=== Supplied records ===

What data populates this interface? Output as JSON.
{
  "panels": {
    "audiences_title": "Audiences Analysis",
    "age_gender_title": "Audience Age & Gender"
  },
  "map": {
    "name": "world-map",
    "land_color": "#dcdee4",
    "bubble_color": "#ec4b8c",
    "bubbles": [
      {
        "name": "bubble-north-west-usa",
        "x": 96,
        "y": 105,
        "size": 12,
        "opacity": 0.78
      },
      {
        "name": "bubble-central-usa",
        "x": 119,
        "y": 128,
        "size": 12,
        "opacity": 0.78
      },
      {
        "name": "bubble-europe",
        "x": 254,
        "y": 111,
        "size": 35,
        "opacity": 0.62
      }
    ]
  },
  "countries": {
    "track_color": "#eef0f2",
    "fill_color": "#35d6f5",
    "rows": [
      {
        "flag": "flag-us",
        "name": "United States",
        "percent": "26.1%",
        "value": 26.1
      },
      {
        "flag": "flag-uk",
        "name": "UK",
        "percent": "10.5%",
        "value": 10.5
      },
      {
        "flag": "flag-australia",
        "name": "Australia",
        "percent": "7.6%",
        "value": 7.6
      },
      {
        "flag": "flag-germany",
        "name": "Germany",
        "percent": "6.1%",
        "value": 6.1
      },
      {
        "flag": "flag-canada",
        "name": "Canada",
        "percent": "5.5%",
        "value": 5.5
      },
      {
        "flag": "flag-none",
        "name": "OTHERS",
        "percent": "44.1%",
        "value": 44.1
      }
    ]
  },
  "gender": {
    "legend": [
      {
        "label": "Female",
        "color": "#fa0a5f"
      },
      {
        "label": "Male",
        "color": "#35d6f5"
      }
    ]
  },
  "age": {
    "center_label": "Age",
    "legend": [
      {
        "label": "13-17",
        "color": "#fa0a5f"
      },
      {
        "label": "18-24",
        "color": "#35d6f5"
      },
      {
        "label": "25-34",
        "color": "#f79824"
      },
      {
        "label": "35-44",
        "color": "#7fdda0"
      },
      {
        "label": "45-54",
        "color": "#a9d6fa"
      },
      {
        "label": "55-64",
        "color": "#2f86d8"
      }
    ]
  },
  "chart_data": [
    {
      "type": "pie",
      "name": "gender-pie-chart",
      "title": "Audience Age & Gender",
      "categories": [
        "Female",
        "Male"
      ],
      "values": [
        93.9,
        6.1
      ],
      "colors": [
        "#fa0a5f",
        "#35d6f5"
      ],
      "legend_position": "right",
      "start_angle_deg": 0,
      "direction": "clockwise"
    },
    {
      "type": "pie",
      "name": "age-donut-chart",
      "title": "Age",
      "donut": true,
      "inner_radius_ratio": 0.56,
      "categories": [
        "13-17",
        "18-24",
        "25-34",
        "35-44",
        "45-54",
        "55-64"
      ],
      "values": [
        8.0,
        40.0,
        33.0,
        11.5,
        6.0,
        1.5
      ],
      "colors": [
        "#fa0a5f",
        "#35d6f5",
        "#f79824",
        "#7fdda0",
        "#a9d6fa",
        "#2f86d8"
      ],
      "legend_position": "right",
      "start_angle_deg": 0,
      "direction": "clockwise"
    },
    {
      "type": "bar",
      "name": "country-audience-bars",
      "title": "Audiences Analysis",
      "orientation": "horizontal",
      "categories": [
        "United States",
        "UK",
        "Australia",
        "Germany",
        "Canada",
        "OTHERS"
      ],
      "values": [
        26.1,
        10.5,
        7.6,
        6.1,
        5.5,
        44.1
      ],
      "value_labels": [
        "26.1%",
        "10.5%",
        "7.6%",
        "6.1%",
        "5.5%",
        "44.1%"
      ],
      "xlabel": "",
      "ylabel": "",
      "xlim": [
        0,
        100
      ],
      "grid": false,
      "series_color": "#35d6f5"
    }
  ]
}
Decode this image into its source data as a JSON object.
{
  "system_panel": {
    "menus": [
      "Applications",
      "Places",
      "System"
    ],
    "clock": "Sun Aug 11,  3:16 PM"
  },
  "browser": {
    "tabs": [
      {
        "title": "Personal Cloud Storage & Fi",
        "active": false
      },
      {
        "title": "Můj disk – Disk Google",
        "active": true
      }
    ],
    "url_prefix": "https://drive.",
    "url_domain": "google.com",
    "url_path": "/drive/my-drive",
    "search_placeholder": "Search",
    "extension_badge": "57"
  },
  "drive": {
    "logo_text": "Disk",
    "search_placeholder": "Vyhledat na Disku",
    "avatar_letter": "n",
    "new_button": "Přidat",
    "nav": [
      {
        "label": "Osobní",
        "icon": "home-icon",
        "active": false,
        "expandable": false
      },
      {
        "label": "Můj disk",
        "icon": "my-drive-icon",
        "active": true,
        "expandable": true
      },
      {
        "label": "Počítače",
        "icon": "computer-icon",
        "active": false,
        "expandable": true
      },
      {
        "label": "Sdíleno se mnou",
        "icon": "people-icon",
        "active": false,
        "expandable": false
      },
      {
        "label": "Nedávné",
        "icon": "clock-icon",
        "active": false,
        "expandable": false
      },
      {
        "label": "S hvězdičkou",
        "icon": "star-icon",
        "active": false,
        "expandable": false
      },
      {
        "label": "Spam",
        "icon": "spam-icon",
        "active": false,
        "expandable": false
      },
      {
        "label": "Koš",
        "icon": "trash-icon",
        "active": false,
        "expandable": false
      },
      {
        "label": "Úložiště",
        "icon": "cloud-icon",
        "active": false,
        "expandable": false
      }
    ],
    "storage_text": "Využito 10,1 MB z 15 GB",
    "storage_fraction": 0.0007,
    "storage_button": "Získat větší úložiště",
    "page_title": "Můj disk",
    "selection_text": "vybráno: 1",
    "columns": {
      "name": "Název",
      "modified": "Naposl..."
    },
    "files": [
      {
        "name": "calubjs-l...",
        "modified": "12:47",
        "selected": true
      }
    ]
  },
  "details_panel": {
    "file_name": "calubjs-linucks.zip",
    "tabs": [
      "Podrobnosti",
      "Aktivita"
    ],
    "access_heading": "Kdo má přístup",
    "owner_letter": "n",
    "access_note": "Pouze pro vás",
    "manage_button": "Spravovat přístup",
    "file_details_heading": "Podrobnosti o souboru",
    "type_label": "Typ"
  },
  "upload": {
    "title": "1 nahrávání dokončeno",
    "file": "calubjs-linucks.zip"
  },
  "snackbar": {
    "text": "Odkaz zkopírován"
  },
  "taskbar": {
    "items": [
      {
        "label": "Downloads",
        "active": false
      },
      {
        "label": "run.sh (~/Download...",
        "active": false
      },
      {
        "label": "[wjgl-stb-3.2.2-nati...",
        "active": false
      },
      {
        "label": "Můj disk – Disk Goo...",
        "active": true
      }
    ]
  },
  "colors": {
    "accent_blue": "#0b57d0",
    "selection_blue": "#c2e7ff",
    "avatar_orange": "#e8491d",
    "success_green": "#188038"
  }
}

===

> _Exercise task_:
Work out how many lines of the data above hold the word "icon", and write only the count.

> _Answer for the task_:
9